● Data:
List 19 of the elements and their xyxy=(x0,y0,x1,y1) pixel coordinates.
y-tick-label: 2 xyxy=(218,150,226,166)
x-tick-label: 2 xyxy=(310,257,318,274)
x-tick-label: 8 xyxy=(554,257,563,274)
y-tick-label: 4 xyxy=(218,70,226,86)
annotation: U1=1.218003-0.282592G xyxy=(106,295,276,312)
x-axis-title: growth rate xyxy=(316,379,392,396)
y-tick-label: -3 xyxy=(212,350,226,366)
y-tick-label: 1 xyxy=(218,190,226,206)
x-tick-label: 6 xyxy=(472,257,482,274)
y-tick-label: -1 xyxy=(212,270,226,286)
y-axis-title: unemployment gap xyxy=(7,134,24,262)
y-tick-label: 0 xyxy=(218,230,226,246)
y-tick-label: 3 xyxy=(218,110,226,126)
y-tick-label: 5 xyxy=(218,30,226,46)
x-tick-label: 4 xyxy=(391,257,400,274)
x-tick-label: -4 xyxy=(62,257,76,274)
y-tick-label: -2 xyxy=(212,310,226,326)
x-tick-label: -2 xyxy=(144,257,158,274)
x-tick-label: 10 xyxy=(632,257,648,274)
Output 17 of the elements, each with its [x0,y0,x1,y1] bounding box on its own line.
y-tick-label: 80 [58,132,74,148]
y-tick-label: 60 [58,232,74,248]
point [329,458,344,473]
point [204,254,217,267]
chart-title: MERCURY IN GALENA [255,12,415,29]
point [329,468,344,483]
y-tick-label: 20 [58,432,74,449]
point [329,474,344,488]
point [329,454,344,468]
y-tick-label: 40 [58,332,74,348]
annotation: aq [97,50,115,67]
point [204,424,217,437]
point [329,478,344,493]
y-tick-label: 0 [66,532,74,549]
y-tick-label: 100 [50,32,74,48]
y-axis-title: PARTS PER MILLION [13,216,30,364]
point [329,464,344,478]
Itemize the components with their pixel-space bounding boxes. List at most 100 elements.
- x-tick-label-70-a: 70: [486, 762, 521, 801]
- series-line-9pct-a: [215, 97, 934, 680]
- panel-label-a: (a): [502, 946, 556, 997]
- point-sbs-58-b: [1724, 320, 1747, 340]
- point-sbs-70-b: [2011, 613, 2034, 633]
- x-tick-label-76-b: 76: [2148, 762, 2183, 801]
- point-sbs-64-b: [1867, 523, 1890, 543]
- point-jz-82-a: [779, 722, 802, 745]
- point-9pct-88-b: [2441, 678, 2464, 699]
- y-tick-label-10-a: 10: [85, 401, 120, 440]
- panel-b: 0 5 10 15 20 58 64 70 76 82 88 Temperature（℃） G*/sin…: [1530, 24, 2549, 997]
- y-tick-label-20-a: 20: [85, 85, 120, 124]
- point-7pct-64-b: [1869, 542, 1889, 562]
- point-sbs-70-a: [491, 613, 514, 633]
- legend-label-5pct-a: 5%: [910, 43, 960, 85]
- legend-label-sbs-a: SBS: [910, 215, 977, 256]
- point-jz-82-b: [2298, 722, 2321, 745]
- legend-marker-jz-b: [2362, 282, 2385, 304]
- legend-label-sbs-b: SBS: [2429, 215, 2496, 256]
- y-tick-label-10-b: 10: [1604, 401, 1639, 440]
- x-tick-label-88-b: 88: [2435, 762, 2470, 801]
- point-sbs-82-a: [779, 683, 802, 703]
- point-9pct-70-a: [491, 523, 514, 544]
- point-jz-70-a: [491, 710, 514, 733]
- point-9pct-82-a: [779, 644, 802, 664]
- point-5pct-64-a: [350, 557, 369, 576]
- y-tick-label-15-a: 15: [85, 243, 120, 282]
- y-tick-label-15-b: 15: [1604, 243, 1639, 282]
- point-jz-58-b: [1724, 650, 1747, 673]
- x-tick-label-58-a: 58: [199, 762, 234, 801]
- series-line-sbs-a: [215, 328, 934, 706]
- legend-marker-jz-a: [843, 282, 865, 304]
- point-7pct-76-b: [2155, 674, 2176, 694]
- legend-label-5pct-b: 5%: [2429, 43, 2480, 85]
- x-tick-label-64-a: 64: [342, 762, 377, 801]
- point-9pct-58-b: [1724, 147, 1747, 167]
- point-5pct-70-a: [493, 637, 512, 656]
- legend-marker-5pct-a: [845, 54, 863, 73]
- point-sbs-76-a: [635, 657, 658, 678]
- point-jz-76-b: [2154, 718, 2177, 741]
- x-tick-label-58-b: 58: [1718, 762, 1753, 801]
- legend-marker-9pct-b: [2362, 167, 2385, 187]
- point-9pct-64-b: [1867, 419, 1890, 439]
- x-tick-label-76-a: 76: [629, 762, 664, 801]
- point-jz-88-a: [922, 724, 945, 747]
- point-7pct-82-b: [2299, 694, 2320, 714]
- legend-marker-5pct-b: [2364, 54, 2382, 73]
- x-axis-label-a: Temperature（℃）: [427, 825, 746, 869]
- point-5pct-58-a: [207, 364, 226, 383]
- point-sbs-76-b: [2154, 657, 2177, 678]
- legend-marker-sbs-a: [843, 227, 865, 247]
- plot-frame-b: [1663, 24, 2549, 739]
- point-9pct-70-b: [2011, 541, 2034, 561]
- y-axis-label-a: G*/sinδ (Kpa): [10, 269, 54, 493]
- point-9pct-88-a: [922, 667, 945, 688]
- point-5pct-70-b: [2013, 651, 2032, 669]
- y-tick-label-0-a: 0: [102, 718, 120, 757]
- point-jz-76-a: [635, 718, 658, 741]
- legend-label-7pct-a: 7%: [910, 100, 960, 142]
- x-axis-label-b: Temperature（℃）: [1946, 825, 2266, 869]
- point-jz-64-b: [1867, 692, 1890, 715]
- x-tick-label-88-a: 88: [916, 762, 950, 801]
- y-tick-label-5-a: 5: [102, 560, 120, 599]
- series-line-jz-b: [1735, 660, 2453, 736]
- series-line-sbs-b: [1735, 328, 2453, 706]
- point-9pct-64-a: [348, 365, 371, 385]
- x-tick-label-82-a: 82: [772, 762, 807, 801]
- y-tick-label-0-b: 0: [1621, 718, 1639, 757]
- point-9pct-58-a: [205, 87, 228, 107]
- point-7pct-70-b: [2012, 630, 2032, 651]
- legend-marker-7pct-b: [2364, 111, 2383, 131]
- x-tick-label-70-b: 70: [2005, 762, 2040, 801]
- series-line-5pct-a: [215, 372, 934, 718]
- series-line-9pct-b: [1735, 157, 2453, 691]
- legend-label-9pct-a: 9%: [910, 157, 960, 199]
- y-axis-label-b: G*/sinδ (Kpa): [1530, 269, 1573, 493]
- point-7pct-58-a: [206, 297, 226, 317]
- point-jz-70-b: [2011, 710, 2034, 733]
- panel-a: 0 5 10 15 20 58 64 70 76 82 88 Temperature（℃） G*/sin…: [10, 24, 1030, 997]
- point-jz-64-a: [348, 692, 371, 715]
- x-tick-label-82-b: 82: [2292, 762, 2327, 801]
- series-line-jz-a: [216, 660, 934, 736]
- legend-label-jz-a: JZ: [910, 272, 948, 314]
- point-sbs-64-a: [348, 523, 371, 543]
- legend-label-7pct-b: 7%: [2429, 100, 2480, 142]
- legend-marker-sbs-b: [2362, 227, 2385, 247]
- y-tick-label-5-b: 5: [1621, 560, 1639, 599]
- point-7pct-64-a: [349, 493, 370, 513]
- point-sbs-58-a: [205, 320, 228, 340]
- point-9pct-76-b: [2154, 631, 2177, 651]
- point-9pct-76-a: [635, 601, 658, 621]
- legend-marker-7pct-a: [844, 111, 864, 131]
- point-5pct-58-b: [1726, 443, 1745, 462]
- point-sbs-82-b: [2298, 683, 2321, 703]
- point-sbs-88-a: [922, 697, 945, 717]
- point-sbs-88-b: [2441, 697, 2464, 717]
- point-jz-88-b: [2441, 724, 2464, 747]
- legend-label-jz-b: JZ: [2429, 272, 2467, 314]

● Instructions for the task: Rewrite the lines above as a numbered list without any blank lines. Begin with the first line and end with the line that contains "y-tick-label: -1 xyxy=(212,270,226,286)".

● Solution:
1. List 19 of the elements and their xyxy=(x0,y0,x1,y1) pixel coordinates.
2. y-tick-label: 2 xyxy=(218,150,226,166)
3. x-tick-label: 2 xyxy=(310,257,318,274)
4. x-tick-label: 8 xyxy=(554,257,563,274)
5. y-tick-label: 4 xyxy=(218,70,226,86)
6. annotation: U1=1.218003-0.282592G xyxy=(106,295,276,312)
7. x-axis-title: growth rate xyxy=(316,379,392,396)
8. y-tick-label: -3 xyxy=(212,350,226,366)
9. y-tick-label: 1 xyxy=(218,190,226,206)
10. x-tick-label: 6 xyxy=(472,257,482,274)
11. y-tick-label: -1 xyxy=(212,270,226,286)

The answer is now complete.